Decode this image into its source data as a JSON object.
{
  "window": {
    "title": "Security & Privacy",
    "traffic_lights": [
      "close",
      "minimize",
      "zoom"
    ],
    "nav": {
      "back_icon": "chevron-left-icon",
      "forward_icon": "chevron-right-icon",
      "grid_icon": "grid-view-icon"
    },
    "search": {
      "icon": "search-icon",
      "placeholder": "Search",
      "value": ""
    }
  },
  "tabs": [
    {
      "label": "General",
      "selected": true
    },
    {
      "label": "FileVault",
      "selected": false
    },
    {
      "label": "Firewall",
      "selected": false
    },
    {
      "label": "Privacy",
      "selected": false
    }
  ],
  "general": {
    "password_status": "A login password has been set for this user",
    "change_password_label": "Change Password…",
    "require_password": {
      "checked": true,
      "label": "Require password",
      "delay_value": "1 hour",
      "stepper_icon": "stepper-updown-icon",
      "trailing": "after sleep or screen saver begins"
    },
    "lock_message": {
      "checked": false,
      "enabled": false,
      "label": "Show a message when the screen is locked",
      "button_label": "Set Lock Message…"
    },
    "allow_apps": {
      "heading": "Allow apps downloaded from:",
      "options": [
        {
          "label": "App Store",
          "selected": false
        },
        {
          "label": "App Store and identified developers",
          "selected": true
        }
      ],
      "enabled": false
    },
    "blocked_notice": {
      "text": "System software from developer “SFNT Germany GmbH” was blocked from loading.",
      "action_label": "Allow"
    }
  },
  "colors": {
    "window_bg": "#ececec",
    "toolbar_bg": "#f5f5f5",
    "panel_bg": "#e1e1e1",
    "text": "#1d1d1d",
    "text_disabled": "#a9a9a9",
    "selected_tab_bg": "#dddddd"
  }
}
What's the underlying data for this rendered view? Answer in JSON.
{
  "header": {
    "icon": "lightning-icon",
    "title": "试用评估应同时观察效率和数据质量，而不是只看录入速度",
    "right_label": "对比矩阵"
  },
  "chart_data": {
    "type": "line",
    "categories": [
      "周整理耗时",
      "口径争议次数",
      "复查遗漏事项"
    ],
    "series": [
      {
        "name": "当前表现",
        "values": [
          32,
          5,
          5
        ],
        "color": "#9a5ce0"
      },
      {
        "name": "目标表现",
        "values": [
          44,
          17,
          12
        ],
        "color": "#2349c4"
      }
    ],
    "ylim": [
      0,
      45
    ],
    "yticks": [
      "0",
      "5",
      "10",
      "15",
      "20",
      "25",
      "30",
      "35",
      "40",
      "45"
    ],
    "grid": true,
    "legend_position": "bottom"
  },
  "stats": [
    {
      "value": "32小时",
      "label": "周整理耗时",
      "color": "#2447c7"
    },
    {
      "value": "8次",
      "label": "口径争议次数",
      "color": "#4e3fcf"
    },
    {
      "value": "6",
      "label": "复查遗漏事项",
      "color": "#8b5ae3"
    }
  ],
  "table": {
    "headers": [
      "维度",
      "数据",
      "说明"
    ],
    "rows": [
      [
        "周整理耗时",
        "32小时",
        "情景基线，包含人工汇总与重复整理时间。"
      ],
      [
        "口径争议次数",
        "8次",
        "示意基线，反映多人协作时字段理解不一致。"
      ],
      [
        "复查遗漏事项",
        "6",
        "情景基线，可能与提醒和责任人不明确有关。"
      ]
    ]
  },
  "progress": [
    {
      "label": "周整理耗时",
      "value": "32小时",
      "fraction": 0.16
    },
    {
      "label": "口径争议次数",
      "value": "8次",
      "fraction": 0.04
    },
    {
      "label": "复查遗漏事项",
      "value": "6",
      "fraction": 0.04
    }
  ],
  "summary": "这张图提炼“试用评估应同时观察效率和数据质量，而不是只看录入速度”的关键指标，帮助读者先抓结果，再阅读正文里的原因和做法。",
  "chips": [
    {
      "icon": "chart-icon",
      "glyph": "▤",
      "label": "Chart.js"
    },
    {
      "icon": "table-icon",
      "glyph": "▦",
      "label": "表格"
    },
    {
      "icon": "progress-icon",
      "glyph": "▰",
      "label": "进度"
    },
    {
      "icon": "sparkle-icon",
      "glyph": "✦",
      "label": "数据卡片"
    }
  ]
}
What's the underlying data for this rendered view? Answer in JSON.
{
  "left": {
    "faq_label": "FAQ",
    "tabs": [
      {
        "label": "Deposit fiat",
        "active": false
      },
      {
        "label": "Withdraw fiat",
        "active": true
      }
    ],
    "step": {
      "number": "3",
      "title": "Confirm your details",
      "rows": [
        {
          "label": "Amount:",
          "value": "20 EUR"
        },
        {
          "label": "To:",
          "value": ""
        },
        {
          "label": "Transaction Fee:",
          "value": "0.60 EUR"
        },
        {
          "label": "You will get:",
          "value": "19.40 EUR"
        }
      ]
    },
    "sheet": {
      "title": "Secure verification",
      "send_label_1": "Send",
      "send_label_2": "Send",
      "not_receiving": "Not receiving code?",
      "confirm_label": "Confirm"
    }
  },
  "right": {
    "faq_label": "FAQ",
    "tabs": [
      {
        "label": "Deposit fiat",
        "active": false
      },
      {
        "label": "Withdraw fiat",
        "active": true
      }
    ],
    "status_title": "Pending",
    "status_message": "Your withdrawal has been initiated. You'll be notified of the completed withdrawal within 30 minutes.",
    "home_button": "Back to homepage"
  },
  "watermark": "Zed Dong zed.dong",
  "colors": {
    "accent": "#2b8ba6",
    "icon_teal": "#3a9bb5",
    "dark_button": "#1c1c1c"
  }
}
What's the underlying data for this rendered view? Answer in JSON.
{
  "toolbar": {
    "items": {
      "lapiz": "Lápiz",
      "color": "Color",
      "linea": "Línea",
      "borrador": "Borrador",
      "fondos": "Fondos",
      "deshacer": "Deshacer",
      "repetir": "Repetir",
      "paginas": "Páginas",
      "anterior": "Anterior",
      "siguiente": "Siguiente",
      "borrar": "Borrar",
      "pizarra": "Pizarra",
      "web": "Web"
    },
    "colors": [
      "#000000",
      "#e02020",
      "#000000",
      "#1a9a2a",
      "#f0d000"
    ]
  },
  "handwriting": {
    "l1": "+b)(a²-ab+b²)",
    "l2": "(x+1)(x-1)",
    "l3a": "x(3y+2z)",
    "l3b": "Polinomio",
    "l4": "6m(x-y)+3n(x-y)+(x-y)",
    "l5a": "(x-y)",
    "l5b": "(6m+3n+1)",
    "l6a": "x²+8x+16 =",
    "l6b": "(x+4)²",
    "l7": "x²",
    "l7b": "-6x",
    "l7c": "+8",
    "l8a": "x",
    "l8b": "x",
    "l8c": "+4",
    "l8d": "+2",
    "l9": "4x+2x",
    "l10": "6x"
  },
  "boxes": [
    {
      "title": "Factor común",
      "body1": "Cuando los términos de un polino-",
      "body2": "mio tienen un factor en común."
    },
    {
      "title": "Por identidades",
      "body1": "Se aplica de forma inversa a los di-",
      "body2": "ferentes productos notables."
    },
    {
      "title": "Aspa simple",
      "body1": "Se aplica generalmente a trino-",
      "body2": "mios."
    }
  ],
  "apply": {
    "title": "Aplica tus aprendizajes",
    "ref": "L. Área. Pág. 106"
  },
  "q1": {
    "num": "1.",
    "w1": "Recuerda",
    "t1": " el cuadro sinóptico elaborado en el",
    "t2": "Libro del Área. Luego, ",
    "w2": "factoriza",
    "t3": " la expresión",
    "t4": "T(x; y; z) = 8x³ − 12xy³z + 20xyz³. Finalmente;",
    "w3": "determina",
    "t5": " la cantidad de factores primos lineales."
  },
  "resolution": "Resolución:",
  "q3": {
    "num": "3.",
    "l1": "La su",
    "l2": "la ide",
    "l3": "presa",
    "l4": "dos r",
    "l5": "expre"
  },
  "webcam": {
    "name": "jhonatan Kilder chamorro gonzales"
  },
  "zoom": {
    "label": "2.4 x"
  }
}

-------

Stated problem: Report the number of lines in the listing where the string "been" appears, and nothing besides.

Solution for this task: 2